### REQUIREMENT
Please reproduce each of the following items line for line, without changing a single character.

### EXERCISE INPUTS
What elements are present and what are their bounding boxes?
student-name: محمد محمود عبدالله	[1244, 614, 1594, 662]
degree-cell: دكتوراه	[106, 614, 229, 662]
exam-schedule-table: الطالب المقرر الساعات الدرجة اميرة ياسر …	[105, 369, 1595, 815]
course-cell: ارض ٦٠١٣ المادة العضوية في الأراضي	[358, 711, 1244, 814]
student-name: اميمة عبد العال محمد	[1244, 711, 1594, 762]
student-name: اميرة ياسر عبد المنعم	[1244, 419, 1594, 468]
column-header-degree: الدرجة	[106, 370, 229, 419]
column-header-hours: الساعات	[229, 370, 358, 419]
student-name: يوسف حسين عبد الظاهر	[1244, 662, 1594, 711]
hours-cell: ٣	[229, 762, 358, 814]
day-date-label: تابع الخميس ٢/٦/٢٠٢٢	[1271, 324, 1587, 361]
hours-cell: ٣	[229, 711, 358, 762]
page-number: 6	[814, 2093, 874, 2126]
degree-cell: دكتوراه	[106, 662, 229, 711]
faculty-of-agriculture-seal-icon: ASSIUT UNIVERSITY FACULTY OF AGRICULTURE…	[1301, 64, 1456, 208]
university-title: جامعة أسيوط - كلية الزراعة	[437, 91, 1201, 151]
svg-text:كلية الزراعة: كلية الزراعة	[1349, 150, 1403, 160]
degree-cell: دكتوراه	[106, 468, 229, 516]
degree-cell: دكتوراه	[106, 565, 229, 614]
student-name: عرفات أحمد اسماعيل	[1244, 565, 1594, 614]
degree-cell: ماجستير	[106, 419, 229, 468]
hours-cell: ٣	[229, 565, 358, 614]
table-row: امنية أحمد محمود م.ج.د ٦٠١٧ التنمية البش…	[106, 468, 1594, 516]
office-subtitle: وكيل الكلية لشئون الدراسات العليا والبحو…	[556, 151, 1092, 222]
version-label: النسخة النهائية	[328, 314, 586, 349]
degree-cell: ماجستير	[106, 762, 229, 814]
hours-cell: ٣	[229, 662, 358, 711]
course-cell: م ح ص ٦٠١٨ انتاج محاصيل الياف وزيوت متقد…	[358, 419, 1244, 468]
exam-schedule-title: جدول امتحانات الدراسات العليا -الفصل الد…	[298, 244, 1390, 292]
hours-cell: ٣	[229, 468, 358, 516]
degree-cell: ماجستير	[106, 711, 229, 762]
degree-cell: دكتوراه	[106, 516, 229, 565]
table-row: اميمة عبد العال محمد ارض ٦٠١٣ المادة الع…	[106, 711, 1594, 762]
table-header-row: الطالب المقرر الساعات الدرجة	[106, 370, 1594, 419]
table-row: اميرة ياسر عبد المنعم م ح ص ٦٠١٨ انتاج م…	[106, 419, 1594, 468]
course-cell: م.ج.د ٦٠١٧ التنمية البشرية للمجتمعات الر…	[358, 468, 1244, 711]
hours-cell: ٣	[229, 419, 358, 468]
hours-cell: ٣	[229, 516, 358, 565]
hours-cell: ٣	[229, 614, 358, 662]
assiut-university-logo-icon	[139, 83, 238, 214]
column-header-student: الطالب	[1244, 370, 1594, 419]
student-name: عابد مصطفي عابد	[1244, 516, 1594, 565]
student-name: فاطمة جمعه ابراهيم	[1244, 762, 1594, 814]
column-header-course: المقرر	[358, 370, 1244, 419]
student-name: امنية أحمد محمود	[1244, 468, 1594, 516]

### ANSWER TO THIS TASK
What elements are present and what are their bounding boxes?
student-name: محمد محمود عبدالله	[1244, 614, 1594, 662]
degree-cell: دكتوراه	[106, 614, 229, 662]
exam-schedule-table: الطالب المقرر الساعات الدرجة اميرة ياسر …	[105, 369, 1595, 815]
course-cell: ارض ٦٠١٣ المادة العضوية في الأراضي	[358, 711, 1244, 814]
student-name: اميمة عبد العال محمد	[1244, 711, 1594, 762]
student-name: اميرة ياسر عبد المنعم	[1244, 419, 1594, 468]
column-header-degree: الدرجة	[106, 370, 229, 419]
column-header-hours: الساعات	[229, 370, 358, 419]
student-name: يوسف حسين عبد الظاهر	[1244, 662, 1594, 711]
hours-cell: ٣	[229, 762, 358, 814]
day-date-label: تابع الخميس ٢/٦/٢٠٢٢	[1271, 324, 1587, 361]
hours-cell: ٣	[229, 711, 358, 762]
page-number: 6	[814, 2093, 874, 2126]
degree-cell: دكتوراه	[106, 662, 229, 711]
faculty-of-agriculture-seal-icon: ASSIUT UNIVERSITY FACULTY OF AGRICULTURE…	[1301, 64, 1456, 208]
university-title: جامعة أسيوط - كلية الزراعة	[437, 91, 1201, 151]
svg-text:كلية الزراعة: كلية الزراعة	[1349, 150, 1403, 160]
degree-cell: دكتوراه	[106, 468, 229, 516]
degree-cell: دكتوراه	[106, 565, 229, 614]
student-name: عرفات أحمد اسماعيل	[1244, 565, 1594, 614]
degree-cell: ماجستير	[106, 419, 229, 468]
hours-cell: ٣	[229, 565, 358, 614]
table-row: امنية أحمد محمود م.ج.د ٦٠١٧ التنمية البش…	[106, 468, 1594, 516]
office-subtitle: وكيل الكلية لشئون الدراسات العليا والبحو…	[556, 151, 1092, 222]
version-label: النسخة النهائية	[328, 314, 586, 349]
degree-cell: ماجستير	[106, 762, 229, 814]
hours-cell: ٣	[229, 662, 358, 711]
course-cell: م ح ص ٦٠١٨ انتاج محاصيل الياف وزيوت متقد…	[358, 419, 1244, 468]
exam-schedule-title: جدول امتحانات الدراسات العليا -الفصل الد…	[298, 244, 1390, 292]
hours-cell: ٣	[229, 468, 358, 516]
degree-cell: ماجستير	[106, 711, 229, 762]
degree-cell: دكتوراه	[106, 516, 229, 565]
table-row: اميمة عبد العال محمد ارض ٦٠١٣ المادة الع…	[106, 711, 1594, 762]
table-header-row: الطالب المقرر الساعات الدرجة	[106, 370, 1594, 419]
table-row: اميرة ياسر عبد المنعم م ح ص ٦٠١٨ انتاج م…	[106, 419, 1594, 468]
course-cell: م.ج.د ٦٠١٧ التنمية البشرية للمجتمعات الر…	[358, 468, 1244, 711]
hours-cell: ٣	[229, 419, 358, 468]
hours-cell: ٣	[229, 516, 358, 565]
hours-cell: ٣	[229, 614, 358, 662]
assiut-university-logo-icon	[139, 83, 238, 214]
column-header-student: الطالب	[1244, 370, 1594, 419]
student-name: عابد مصطفي عابد	[1244, 516, 1594, 565]
student-name: فاطمة جمعه ابراهيم	[1244, 762, 1594, 814]
column-header-course: المقرر	[358, 370, 1244, 419]
student-name: امنية أحمد محمود	[1244, 468, 1594, 516]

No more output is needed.